**Exercise goal**
Search the data below for the word "title" and copy each line that holds it.

(Dataset rows about figures)
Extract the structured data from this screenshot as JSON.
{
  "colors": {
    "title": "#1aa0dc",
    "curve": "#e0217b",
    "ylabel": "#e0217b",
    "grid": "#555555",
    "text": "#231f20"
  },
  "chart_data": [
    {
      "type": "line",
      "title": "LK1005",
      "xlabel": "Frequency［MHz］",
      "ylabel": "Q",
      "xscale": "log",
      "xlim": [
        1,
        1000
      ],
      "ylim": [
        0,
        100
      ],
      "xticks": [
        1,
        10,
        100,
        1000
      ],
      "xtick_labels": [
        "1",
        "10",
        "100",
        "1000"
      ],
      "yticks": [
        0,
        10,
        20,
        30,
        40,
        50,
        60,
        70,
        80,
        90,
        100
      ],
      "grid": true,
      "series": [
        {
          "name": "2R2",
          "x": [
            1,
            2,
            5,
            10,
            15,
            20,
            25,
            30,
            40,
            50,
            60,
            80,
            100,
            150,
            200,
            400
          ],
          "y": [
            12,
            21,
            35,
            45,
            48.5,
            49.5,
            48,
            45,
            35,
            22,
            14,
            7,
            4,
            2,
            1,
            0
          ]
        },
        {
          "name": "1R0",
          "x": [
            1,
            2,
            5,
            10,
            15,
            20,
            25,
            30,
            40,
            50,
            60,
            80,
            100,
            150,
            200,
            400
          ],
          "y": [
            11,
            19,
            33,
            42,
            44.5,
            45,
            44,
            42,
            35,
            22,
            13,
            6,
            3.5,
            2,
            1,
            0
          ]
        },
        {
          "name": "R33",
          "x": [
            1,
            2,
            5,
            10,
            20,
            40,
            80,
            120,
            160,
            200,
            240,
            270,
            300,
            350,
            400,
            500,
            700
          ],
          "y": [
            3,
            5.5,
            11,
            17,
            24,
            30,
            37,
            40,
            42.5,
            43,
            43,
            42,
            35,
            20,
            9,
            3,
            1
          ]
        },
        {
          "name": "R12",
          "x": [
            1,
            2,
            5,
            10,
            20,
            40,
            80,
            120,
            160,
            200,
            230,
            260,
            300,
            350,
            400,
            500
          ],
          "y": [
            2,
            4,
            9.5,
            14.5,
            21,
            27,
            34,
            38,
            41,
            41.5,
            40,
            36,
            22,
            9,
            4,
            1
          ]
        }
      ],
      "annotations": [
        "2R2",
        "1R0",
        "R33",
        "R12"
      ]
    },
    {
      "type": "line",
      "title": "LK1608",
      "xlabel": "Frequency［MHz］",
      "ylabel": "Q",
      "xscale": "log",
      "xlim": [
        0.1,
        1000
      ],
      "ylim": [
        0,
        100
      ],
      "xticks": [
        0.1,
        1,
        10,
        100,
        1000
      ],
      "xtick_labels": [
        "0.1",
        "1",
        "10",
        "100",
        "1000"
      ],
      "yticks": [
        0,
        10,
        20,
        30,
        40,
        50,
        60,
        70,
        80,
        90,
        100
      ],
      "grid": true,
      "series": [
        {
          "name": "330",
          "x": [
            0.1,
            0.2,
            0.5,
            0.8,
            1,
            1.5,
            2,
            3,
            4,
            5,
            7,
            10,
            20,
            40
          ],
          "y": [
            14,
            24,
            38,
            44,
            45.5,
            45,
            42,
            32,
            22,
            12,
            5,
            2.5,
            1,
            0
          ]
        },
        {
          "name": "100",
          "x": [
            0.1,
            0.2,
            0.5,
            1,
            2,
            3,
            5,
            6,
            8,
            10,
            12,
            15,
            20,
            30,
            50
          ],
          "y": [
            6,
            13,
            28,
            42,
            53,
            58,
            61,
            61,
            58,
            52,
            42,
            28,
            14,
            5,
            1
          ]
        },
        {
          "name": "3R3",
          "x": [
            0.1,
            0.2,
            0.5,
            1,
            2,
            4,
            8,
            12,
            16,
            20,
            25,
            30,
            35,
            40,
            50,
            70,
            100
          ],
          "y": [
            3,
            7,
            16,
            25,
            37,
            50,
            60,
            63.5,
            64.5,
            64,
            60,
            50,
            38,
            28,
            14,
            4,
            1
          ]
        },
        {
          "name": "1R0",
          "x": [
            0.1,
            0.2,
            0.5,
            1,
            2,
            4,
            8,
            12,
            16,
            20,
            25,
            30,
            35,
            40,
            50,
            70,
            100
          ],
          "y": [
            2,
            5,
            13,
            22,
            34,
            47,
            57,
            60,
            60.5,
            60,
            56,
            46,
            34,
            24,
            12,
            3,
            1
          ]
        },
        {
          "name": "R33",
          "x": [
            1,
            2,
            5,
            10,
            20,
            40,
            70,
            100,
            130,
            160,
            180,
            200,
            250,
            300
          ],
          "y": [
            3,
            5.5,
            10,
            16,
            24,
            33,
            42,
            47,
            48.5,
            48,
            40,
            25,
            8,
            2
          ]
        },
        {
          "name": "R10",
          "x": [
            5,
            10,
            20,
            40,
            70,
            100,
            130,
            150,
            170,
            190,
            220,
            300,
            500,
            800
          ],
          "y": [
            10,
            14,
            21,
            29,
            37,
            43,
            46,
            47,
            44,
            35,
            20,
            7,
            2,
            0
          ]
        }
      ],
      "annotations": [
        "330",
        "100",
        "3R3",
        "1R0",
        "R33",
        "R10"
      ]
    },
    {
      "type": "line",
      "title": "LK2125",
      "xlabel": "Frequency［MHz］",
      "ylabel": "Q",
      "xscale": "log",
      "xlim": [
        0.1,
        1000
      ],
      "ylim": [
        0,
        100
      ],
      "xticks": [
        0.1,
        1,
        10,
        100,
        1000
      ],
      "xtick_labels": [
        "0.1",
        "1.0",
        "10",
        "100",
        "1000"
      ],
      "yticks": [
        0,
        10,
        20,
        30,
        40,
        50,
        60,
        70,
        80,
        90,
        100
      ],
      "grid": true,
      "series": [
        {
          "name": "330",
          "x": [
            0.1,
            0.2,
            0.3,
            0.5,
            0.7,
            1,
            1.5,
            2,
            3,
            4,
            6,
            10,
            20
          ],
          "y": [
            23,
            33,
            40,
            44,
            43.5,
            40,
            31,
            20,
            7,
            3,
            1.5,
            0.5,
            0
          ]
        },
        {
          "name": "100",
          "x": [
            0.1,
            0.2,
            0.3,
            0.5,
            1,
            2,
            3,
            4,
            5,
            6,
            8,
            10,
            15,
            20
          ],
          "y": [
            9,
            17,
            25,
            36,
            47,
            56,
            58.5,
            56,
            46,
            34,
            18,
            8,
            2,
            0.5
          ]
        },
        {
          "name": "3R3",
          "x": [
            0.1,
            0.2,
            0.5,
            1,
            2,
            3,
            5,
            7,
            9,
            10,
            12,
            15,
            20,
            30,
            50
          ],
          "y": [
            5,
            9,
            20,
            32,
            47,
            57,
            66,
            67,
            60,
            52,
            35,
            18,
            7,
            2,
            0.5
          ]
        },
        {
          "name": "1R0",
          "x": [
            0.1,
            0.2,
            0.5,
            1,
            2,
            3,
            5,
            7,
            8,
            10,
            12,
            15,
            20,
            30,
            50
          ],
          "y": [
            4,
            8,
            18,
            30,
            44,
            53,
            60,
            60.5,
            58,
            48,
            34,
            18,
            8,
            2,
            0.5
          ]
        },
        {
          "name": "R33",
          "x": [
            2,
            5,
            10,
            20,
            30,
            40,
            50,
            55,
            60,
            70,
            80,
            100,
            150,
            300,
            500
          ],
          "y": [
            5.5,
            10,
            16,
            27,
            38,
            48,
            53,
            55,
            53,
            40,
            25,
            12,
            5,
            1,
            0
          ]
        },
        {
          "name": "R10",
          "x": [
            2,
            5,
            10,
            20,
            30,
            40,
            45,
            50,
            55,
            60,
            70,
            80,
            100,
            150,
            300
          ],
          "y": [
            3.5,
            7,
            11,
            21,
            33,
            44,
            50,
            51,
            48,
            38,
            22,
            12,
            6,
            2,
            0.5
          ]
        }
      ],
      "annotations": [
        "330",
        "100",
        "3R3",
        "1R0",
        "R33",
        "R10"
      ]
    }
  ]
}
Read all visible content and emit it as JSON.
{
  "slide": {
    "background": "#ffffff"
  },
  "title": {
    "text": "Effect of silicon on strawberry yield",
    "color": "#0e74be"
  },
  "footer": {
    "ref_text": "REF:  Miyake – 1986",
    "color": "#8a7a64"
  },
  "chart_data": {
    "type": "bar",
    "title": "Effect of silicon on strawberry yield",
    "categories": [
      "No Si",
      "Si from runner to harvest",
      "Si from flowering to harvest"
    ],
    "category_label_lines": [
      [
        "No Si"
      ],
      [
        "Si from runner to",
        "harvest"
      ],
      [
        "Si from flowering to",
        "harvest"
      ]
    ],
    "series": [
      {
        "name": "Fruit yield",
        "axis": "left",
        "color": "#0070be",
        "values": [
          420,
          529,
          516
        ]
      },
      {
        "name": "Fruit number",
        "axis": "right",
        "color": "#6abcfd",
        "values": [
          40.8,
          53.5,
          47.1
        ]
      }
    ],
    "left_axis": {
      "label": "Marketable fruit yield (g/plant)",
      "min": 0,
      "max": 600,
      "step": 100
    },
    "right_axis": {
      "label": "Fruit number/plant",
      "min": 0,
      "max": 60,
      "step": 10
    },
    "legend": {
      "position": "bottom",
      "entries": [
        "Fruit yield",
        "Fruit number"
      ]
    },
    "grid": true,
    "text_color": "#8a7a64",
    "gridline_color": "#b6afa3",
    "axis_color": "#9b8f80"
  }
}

**Exercise response**
    "title": "#1aa0dc",
      "title": "LK1005",
      "title": "LK1608",
      "title": "LK2125",
  "title": {
    "title": "Effect of silicon on strawberry yield",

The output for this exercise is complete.